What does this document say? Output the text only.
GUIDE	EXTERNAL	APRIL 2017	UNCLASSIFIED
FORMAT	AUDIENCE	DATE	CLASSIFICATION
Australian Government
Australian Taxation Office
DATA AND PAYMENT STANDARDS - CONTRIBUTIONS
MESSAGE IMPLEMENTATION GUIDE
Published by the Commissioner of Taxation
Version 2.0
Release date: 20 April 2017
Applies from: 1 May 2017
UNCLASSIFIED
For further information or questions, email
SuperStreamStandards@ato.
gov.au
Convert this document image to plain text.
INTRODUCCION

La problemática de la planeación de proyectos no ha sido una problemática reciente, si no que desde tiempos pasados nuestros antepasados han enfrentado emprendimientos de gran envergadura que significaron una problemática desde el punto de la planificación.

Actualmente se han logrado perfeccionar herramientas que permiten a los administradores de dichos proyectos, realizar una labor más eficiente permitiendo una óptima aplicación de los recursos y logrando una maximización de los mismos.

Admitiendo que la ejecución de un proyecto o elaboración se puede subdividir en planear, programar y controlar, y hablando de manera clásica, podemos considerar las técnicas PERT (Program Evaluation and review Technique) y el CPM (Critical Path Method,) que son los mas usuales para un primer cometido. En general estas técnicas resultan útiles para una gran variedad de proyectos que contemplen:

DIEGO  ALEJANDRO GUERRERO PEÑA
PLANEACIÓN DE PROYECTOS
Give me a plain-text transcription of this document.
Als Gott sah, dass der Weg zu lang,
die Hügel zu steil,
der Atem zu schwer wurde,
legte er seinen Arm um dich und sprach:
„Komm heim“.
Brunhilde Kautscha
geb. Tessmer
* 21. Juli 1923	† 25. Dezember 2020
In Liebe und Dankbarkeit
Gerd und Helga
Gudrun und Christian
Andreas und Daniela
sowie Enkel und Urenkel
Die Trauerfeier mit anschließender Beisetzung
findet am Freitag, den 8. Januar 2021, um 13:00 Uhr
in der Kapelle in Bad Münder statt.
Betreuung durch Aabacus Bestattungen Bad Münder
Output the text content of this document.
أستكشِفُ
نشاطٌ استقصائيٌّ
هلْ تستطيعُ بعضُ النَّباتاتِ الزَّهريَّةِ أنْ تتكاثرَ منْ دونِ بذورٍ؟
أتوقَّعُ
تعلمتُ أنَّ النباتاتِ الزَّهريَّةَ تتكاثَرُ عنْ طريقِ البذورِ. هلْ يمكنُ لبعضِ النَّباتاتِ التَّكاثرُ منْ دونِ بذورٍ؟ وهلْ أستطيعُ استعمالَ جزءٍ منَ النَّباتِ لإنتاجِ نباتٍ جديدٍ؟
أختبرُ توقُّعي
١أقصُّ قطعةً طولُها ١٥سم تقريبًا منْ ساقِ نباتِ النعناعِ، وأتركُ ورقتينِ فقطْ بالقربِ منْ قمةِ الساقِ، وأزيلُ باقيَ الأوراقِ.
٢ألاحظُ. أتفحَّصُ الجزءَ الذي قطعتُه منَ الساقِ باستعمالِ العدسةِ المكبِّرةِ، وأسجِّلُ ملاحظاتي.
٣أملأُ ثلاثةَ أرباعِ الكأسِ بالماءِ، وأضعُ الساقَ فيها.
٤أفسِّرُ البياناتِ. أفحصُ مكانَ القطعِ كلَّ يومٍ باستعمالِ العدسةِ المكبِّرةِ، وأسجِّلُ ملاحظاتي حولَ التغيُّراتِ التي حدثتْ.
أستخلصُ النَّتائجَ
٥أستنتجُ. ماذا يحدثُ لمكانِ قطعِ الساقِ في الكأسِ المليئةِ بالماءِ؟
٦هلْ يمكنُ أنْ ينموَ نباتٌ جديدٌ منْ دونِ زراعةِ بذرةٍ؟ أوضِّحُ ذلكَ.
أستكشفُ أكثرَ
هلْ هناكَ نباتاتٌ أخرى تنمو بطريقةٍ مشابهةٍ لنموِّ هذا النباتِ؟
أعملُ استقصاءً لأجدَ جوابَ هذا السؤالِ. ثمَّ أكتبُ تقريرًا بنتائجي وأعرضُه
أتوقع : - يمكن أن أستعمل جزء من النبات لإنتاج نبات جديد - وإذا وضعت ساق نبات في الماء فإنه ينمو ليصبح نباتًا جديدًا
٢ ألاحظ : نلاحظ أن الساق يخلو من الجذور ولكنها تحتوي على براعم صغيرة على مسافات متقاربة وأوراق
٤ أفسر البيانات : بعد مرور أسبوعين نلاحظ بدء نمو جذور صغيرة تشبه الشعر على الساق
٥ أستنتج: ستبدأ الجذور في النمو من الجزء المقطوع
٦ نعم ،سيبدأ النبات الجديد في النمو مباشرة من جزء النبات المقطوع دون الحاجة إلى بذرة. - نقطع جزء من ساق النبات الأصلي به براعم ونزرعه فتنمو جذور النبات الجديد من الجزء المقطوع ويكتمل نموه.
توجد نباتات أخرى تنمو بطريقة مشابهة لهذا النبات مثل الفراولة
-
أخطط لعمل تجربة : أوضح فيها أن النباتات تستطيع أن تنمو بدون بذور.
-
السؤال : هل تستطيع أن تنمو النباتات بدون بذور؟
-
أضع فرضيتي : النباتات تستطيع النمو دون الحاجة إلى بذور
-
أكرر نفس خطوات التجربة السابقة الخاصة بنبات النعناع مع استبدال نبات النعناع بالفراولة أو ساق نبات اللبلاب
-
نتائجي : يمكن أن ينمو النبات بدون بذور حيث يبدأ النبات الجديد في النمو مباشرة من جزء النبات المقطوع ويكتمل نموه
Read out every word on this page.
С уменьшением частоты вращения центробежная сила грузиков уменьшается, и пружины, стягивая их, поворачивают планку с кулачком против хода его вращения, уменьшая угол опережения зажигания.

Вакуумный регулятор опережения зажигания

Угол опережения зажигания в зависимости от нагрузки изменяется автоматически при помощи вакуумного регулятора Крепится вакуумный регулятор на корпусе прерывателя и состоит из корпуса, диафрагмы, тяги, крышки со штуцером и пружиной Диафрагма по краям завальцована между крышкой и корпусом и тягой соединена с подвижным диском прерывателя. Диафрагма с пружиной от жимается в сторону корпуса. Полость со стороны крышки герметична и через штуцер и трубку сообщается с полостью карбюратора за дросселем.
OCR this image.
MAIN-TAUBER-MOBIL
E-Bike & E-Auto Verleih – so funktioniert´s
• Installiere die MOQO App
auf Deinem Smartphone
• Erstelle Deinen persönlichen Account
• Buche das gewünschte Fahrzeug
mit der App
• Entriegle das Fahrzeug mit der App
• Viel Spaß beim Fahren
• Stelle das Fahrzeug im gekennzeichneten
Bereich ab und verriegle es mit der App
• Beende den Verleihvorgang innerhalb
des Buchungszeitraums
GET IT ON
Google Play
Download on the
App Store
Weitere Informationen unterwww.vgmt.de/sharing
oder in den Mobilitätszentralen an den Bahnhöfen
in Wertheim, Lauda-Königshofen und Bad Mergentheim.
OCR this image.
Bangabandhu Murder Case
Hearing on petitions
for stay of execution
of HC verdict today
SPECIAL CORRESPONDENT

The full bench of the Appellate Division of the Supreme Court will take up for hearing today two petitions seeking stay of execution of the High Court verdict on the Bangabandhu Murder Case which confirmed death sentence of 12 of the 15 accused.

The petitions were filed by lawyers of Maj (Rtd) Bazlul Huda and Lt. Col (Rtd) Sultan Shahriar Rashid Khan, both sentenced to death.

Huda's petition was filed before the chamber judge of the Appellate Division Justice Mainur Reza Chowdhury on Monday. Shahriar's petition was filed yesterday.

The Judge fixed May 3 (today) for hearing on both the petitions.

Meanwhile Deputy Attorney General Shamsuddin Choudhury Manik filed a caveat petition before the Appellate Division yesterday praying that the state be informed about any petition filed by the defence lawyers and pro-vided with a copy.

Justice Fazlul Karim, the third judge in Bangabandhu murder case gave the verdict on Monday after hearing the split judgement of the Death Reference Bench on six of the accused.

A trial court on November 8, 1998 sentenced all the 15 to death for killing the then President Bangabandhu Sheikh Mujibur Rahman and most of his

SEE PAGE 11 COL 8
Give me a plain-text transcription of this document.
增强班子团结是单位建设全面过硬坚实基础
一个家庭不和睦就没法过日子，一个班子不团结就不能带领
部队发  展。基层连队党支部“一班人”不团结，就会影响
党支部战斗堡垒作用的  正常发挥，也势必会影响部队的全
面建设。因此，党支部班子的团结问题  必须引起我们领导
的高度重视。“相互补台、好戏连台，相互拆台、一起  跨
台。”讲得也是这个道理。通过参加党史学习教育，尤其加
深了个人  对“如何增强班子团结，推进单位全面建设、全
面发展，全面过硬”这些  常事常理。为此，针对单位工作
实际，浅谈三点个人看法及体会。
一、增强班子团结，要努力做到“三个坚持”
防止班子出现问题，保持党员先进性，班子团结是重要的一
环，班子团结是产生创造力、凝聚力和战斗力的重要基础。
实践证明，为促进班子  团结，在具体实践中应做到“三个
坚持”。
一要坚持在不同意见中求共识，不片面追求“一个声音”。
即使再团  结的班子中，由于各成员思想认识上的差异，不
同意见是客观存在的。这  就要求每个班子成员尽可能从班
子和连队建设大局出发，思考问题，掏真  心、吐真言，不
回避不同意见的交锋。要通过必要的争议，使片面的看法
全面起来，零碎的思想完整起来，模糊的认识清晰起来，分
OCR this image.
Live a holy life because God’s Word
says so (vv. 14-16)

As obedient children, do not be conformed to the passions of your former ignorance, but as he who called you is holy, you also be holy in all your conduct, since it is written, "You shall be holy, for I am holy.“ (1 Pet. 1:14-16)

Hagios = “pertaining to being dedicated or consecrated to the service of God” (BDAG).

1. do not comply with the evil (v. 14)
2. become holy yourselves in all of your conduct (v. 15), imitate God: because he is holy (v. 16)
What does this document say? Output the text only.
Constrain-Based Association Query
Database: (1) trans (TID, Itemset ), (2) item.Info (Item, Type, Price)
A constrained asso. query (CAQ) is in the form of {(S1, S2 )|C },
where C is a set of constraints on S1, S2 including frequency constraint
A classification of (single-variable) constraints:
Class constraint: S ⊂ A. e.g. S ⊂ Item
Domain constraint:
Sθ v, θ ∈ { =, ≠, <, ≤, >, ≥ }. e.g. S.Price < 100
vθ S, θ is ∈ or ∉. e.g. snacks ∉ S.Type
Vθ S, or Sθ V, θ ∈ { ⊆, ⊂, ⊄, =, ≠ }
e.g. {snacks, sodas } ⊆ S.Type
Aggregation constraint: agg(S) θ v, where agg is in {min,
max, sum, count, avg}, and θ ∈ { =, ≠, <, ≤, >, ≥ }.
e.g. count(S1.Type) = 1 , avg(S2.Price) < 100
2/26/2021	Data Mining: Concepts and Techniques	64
○ ○ ○
Description of the task:
Wherever the word "UNCLASSIFIED" occurs in a line of the listing, copy that line.

Final result:
GUIDE	EXTERNAL	APRIL 2017	UNCLASSIFIED
UNCLASSIFIED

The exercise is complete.